* _Aim_
Would you pull out every line of the material that contains the string "干粉抢险救援车"?

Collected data
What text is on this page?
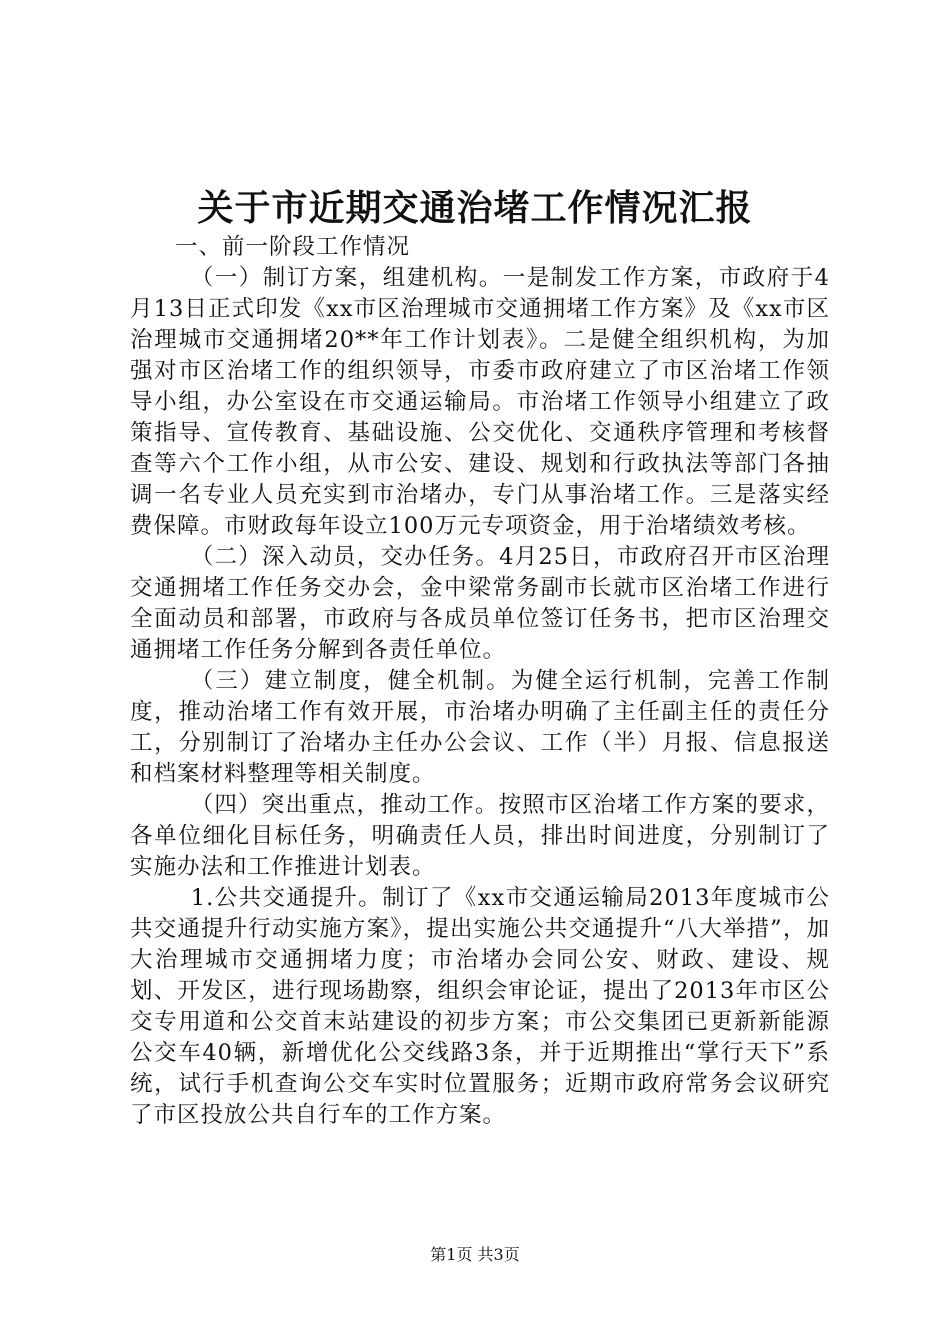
关于市近期交通治堵工作情况汇报

一、前一阶段工作情况

（一）制订方案，组建机构。一是制发工作方案，市政府于4月13日正式印发《xx市区治理城市交通拥堵工作方案》及《xx市区治理城市交通拥堵20**年工作计划表》。二是健全组织机构，为加强对市区治堵工作的组织领导，市委市政府建立了市区治堵工作领导小组，办公室设在市交通运输局。市治堵工作领导小组建立了政策指导、宣传教育、基础设施、公交优化、交通秩序管理和考核督查等六个工作小组，从市公安、建设、规划和行政执法等部门各抽调一名专业人员充实到市治堵办，专门从事治堵工作。三是落实经费保障。市财政每年设立100万元专项资金，用于治堵绩效考核。

（二）深入动员，交办任务。4月25日，市政府召开市区治理交通拥堵工作任务交办会，金中梁常务副市长就市区治堵工作进行全面动员和部署，市政府与各成员单位签订任务书，把市区治理交通拥堵工作任务分解到各责任单位。

（三）建立制度，健全机制。为健全运行机制，完善工作制度，推动治堵工作有效开展，市治堵办明确了主任副主任的责任分工，分别制订了治堵办主任办公会议、工作（半）月报、信息报送和档案材料整理等相关制度。

（四）突出重点，推动工作。按照市区治堵工作方案的要求，各单位细化目标任务，明确责任人员，排出时间进度，分别制订了实施办法和工作推进计划表。

1.公共交通提升。制订了《xx市交通运输局2013年度城市公共交通提升行动实施方案》，提出实施公共交通提升“八大举措”，加大治理城市交通拥堵力度；市治堵办会同公安、财政、建设、规划、开发区，进行现场勘察，组织会审论证，提出了2013年市区公交专用道和公交首末站建设的初步方案；市公交集团已更新新能源公交车40辆，新增优化公交线路3条，并于近期推出“掌行天下”系统，试行手机查询公交车实时位置服务；近期市政府常务会议研究了市区投放公共自行车的工作方案。

第1页 共3页
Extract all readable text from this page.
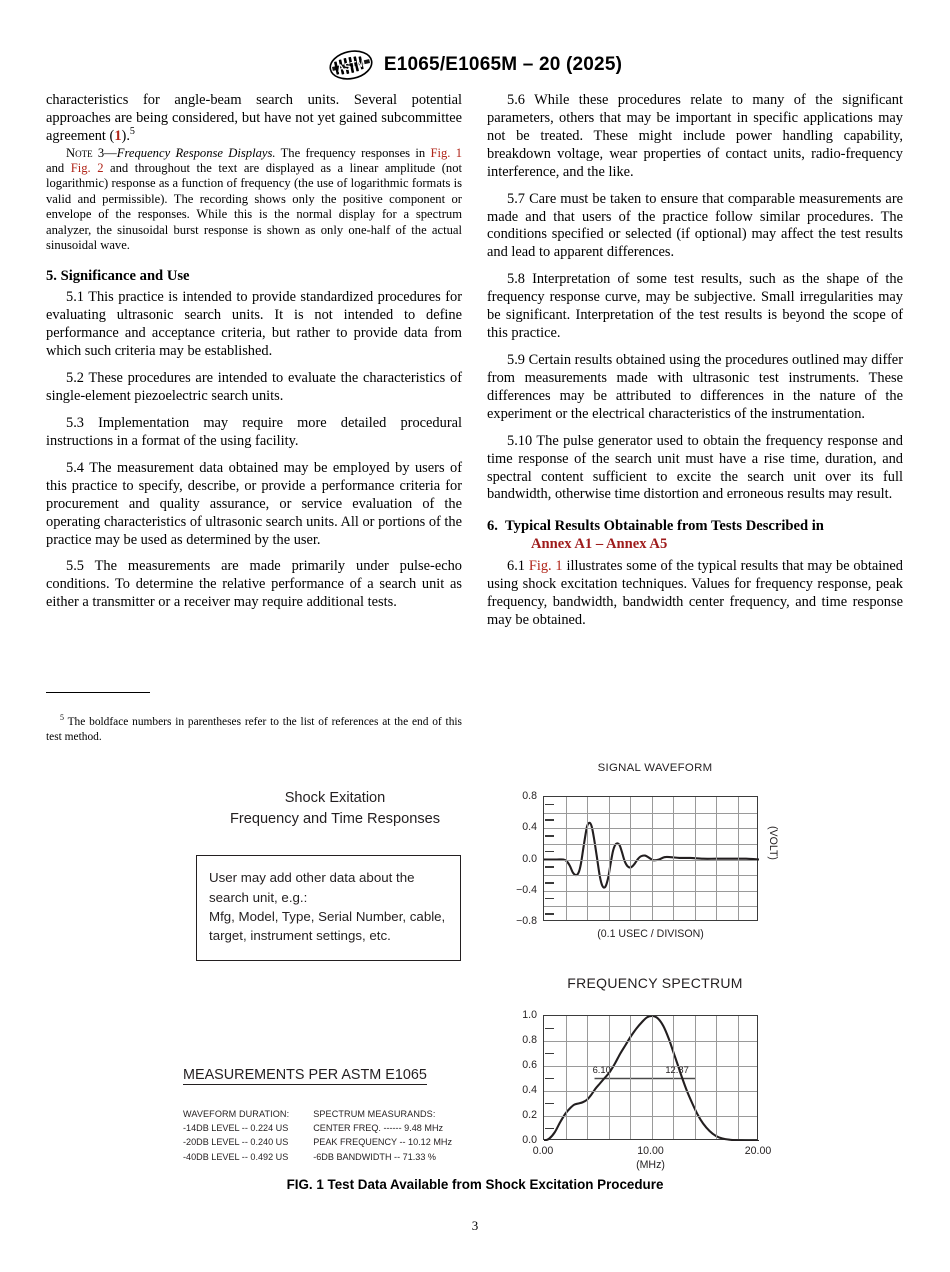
ASTM E1065/E1065M – 20 (2025)

characteristics for angle-beam search units. Several potential approaches are being considered, but have not yet gained subcommittee agreement (1).$^5$

Note 3—Frequency Response Displays. The frequency responses in Fig. 1 and Fig. 2 and throughout the text are displayed as a linear amplitude (not logarithmic) response as a function of frequency (the use of logarithmic formats is valid and permissible). The recording shows only the positive component or envelope of the responses. While this is the normal display for a spectrum analyzer, the sinusoidal burst response is shown as only one-half of the actual sinusoidal wave.

5. Significance and Use

5.1 This practice is intended to provide standardized procedures for evaluating ultrasonic search units. It is not intended to define performance and acceptance criteria, but rather to provide data from which such criteria may be established.

5.2 These procedures are intended to evaluate the characteristics of single-element piezoelectric search units.

5.3 Implementation may require more detailed procedural instructions in a format of the using facility.

5.4 The measurement data obtained may be employed by users of this practice to specify, describe, or provide a performance criteria for procurement and quality assurance, or service evaluation of the operating characteristics of ultrasonic search units. All or portions of the practice may be used as determined by the user.

5.5 The measurements are made primarily under pulse-echo conditions. To determine the relative performance of a search unit as either a transmitter or a receiver may require additional tests.

$^5$ The boldface numbers in parentheses refer to the list of references at the end of this test method.

5.6 While these procedures relate to many of the significant parameters, others that may be important in specific applications may not be treated. These might include power handling capability, breakdown voltage, wear properties of contact units, radio-frequency interference, and the like.

5.7 Care must be taken to ensure that comparable measurements are made and that users of the practice follow similar procedures. The conditions specified or selected (if optional) may affect the test results and lead to apparent differences.

5.8 Interpretation of some test results, such as the shape of the frequency response curve, may be subjective. Small irregularities may be significant. Interpretation of the test results is beyond the scope of this practice.

5.9 Certain results obtained using the procedures outlined may differ from measurements made with ultrasonic test instruments. These differences may be attributed to differences in the nature of the experiment or the electrical characteristics of the instrumentation.

5.10 The pulse generator used to obtain the frequency response and time response of the search unit must have a rise time, duration, and spectral content sufficient to excite the search unit over its full bandwidth, otherwise time distortion and erroneous results may result.

6. Typical Results Obtainable from Tests Described in
Annex A1 – Annex A5

6.1 Fig. 1 illustrates some of the typical results that may be obtained using shock excitation techniques. Values for frequency response, peak frequency, bandwidth, bandwidth center frequency, and time response may be obtained.

Shock Exitation
Frequency and Time Responses
User may add other data about the
search unit, e.g.:
Mfg, Model, Type, Serial Number, cable,
target, instrument settings, etc.
MEASUREMENTS PER ASTM E1065
WAVEFORM DURATION:
-14DB LEVEL -- 0.224 US
-20DB LEVEL -- 0.240 US
-40DB LEVEL -- 0.492 US
SPECTRUM MEASURANDS:
CENTER FREQ. ------ 9.48 MHz
PEAK FREQUENCY -- 10.12 MHz
-6DB BANDWIDTH -- 71.33 %
SIGNAL WAVEFORM
0.8
0.4
0.0
−0.4
−0.8
(0.1 USEC / DIVISON)
(VOLT)
FREQUENCY SPECTRUM
1.0
0.8
0.6
0.4
0.2
0.0
0.00	10.00	20.00
(MHz)
6.10	12.87
FIG. 1 Test Data Available from Shock Excitation Procedure
3
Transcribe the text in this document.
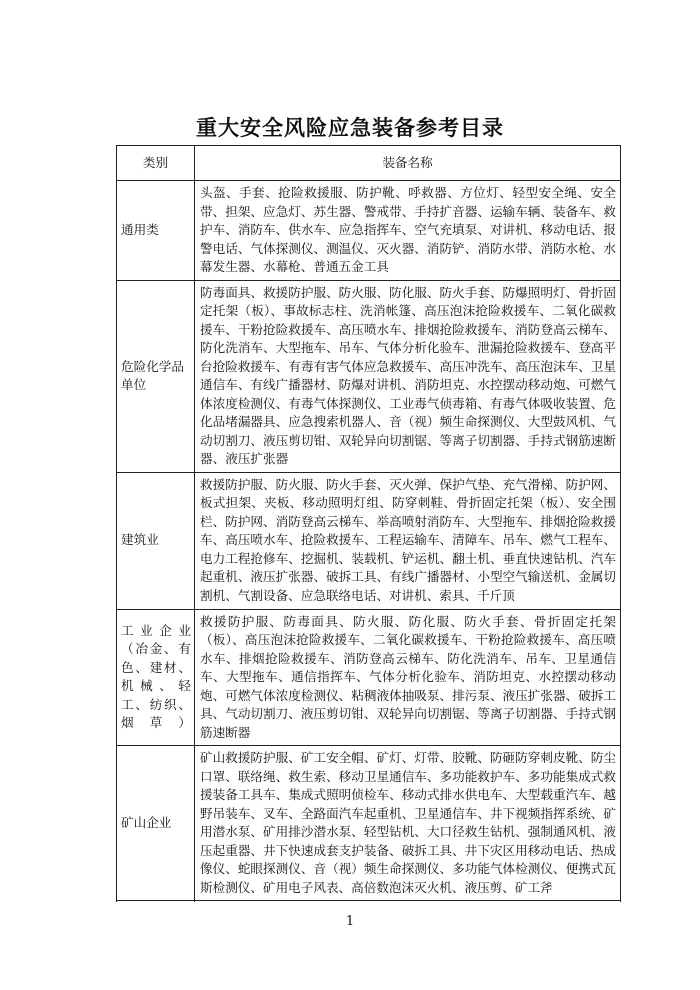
重大安全风险应急装备参考目录
类别	装备名称
通用类	头盔、手套、抢险救援服、防护靴、呼救器、方位灯、轻型安全绳、安全带、担架、应急灯、苏生器、警戒带、手持扩音器、运输车辆、装备车、救护车、消防车、供水车、应急指挥车、空气充填泵、对讲机、移动电话、报警电话、气体探测仪、测温仪、灭火器、消防铲、消防水带、消防水枪、水幕发生器、水幕枪、普通五金工具
危险化学品单位	防毒面具、救援防护服、防火服、防化服、防火手套、防爆照明灯、骨折固定托架（板）、事故标志柱、洗消帐篷、高压泡沫抢险救援车、二氧化碳救援车、干粉抢险救援车、高压喷水车、排烟抢险救援车、消防登高云梯车、防化洗消车、大型拖车、吊车、气体分析化验车、泄漏抢险救援车、登高平台抢险救援车、有毒有害气体应急救援车、高压冲洗车、高压泡沫车、卫星通信车、有线广播器材、防爆对讲机、消防坦克、水控摆动移动炮、可燃气体浓度检测仪、有毒气体探测仪、工业毒气侦毒箱、有毒气体吸收装置、危化品堵漏器具、应急搜索机器人、音（视）频生命探测仪、大型鼓风机、气动切割刀、液压剪切钳、双轮异向切割锯、等离子切割器、手持式钢筋速断器、液压扩张器
建筑业	救援防护服、防火服、防火手套、灭火弹、保护气垫、充气滑梯、防护网、板式担架、夹板、移动照明灯组、防穿刺鞋、骨折固定托架（板）、安全围栏、防护网、消防登高云梯车、举高喷射消防车、大型拖车、排烟抢险救援车、高压喷水车、抢险救援车、工程运输车、清障车、吊车、燃气工程车、电力工程抢修车、挖掘机、装载机、铲运机、翻土机、垂直快速钻机、汽车起重机、液压扩张器、破拆工具、有线广播器材、小型空气输送机、金属切割机、气割设备、应急联络电话、对讲机、索具、千斤顶
工业企业（冶金、有色、建材、机械、轻工、纺织、烟草）	救援防护服、防毒面具、防火服、防化服、防火手套、骨折固定托架（板）、高压泡沫抢险救援车、二氧化碳救援车、干粉抢险救援车、高压喷水车、排烟抢险救援车、消防登高云梯车、防化洗消车、吊车、卫星通信车、大型拖车、通信指挥车、气体分析化验车、消防坦克、水控摆动移动炮、可燃气体浓度检测仪、粘稠液体抽吸泵、排污泵、液压扩张器、破拆工具、气动切割刀、液压剪切钳、双轮异向切割锯、等离子切割器、手持式钢筋速断器
矿山企业	矿山救援防护服、矿工安全帽、矿灯、灯带、胶靴、防砸防穿刺皮靴、防尘口罩、联络绳、救生索、移动卫星通信车、多功能救护车、多功能集成式救援装备工具车、集成式照明侦检车、移动式排水供电车、大型载重汽车、越野吊装车、叉车、全路面汽车起重机、卫星通信车、井下视频指挥系统、矿用潜水泵、矿用排沙潜水泵、轻型钻机、大口径救生钻机、强制通风机、液压起重器、井下快速成套支护装备、破拆工具、井下灾区用移动电话、热成像仪、蛇眼探测仪、音（视）频生命探测仪、多功能气体检测仪、便携式瓦斯检测仪、矿用电子风表、高倍数泡沫灭火机、液压剪、矿工斧

1
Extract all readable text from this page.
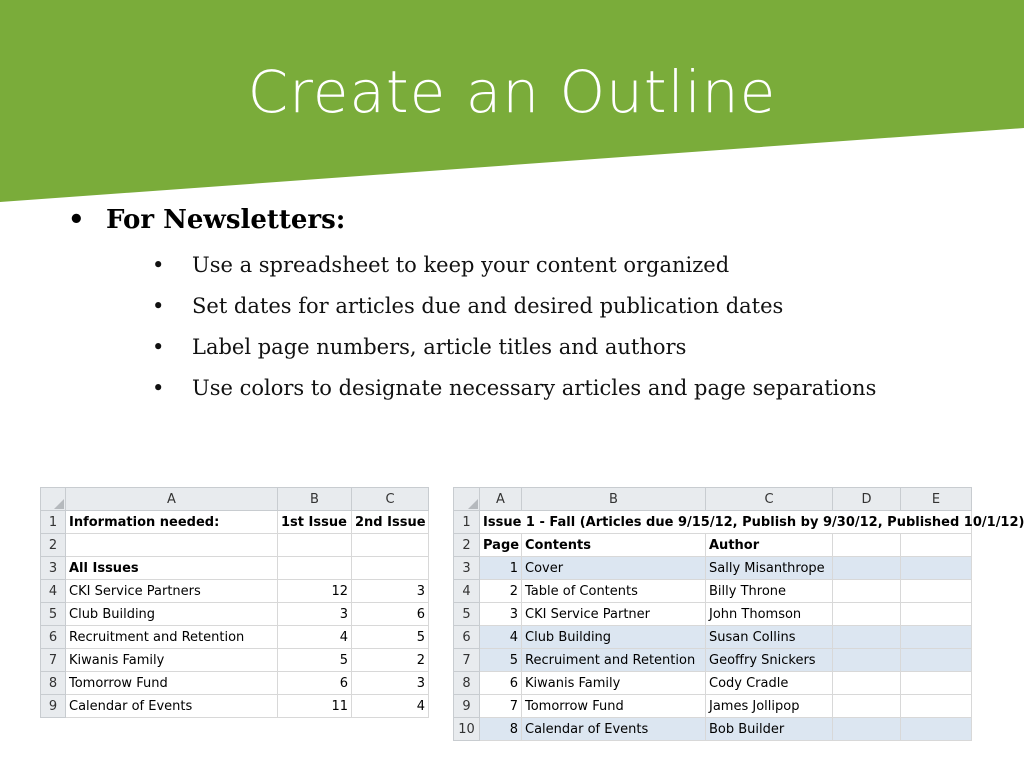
Create an Outline
• For Newsletters:
• Use a spreadsheet to keep your content organized
• Set dates for articles due and desired publication dates
• Label page numbers, article titles and authors
• Use colors to designate necessary articles and page separations
	A	B	C
1	Information needed:	1st Issue	2nd Issue
2			
3	All Issues		
4	CKI Service Partners	12	3
5	Club Building	3	6
6	Recruitment and Retention	4	5
7	Kiwanis Family	5	2
8	Tomorrow Fund	6	3
9	Calendar of Events	11	4
	A	B	C	D	E
1	Issue 1 - Fall (Articles due 9/15/12, Publish by 9/30/12, Published 10/1/12)				
2	Page	Contents	Author		
3	1	Cover	Sally Misanthrope		
4	2	Table of Contents	Billy Throne		
5	3	CKI Service Partner	John Thomson		
6	4	Club Building	Susan Collins		
7	5	Recruiment and Retention	Geoffry Snickers		
8	6	Kiwanis Family	Cody Cradle		
9	7	Tomorrow Fund	James Jollipop		
10	8	Calendar of Events	Bob Builder		
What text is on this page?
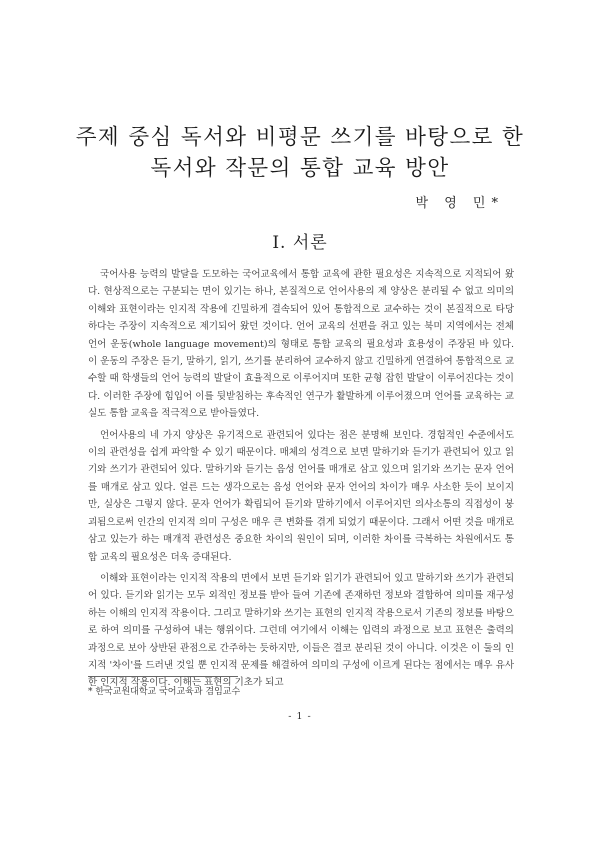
주제 중심 독서와 비평문 쓰기를 바탕으로 한
독서와 작문의 통합 교육 방안
박 영 민*
I. 서론

국어사용 능력의 발달을 도모하는 국어교육에서 통합 교육에 관한 필요성은 지속적으로 지적되어 왔다. 현상적으로는 구분되는 면이 있기는 하나, 본질적으로 언어사용의 제 양상은 분리될 수 없고 의미의 이해와 표현이라는 인지적 작용에 긴밀하게 결속되어 있어 통합적으로 교수하는 것이 본질적으로 타당하다는 주장이 지속적으로 제기되어 왔던 것이다. 언어 교육의 선편을 쥐고 있는 북미 지역에서는 전체 언어 운동(whole language movement)의 형태로 통합 교육의 필요성과 효용성이 주장된 바 있다. 이 운동의 주장은 듣기, 말하기, 읽기, 쓰기를 분리하여 교수하지 않고 긴밀하게 연결하여 통합적으로 교수할 때 학생들의 언어 능력의 발달이 효율적으로 이루어지며 또한 균형 잡힌 발달이 이루어진다는 것이다. 이러한 주장에 힘입어 이를 뒷받침하는 후속적인 연구가 활발하게 이루어졌으며 언어를 교육하는 교실도 통합 교육을 적극적으로 받아들였다.

언어사용의 네 가지 양상은 유기적으로 관련되어 있다는 점은 분명해 보인다. 경험적인 수준에서도 이의 관련성을 쉽게 파악할 수 있기 때문이다. 매체의 성격으로 보면 말하기와 듣기가 관련되어 있고 읽기와 쓰기가 관련되어 있다. 말하기와 듣기는 음성 언어를 매개로 삼고 있으며 읽기와 쓰기는 문자 언어를 매개로 삼고 있다. 얼른 드는 생각으로는 음성 언어와 문자 언어의 차이가 매우 사소한 듯이 보이지만, 실상은 그렇지 않다. 문자 언어가 확립되어 듣기와 말하기에서 이루어지던 의사소통의 직접성이 붕괴됨으로써 인간의 인지적 의미 구성은 매우 큰 변화를 겪게 되었기 때문이다. 그래서 어떤 것을 매개로 삼고 있는가 하는 매개적 관련성은 중요한 차이의 원인이 되며, 이러한 차이를 극복하는 차원에서도 통합 교육의 필요성은 더욱 증대된다.

이해와 표현이라는 인지적 작용의 면에서 보면 듣기와 읽기가 관련되어 있고 말하기와 쓰기가 관련되어 있다. 듣기와 읽기는 모두 외적인 정보를 받아 들여 기존에 존재하던 정보와 결합하여 의미를 재구성하는 이해의 인지적 작용이다. 그리고 말하기와 쓰기는 표현의 인지적 작용으로서 기존의 정보를 바탕으로 하여 의미를 구성하여 내는 행위이다. 그런데 여기에서 이해는 입력의 과정으로 보고 표현은 출력의 과정으로 보아 상반된 관점으로 간주하는 듯하지만, 이들은 결코 분리된 것이 아니다. 이것은 이 둘의 인지적 '차이'를 드러낸 것일 뿐 인지적 문제를 해결하여 의미의 구성에 이르게 된다는 점에서는 매우 유사한 인지적 작용이다. 이해는 표현의 기초가 되고

* 한국교원대학교 국어교육과 겸임교수
- 1 -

* _The reply_
危险化学品单位	防毒面具、救援防护服、防火服、防化服、防火手套、防爆照明灯、骨折固定托架（板）、事故标志柱、洗消帐篷、高压泡沫抢险救援车、二氧化碳救援车、干粉抢险救援车、高压喷水车、排烟抢险救援车、消防登高云梯车、防化洗消车、大型拖车、吊车、气体分析化验车、泄漏抢险救援车、登高平台抢险救援车、有毒有害气体应急救援车、高压冲洗车、高压泡沫车、卫星通信车、有线广播器材、防爆对讲机、消防坦克、水控摆动移动炮、可燃气体浓度检测仪、有毒气体探测仪、工业毒气侦毒箱、有毒气体吸收装置、危化品堵漏器具、应急搜索机器人、音（视）频生命探测仪、大型鼓风机、气动切割刀、液压剪切钳、双轮异向切割锯、等离子切割器、手持式钢筋速断器、液压扩张器
工业企业（冶金、有色、建材、机械、轻工、纺织、烟草）	救援防护服、防毒面具、防火服、防化服、防火手套、骨折固定托架（板）、高压泡沫抢险救援车、二氧化碳救援车、干粉抢险救援车、高压喷水车、排烟抢险救援车、消防登高云梯车、防化洗消车、吊车、卫星通信车、大型拖车、通信指挥车、气体分析化验车、消防坦克、水控摆动移动炮、可燃气体浓度检测仪、粘稠液体抽吸泵、排污泵、液压扩张器、破拆工具、气动切割刀、液压剪切钳、双轮异向切割锯、等离子切割器、手持式钢筋速断器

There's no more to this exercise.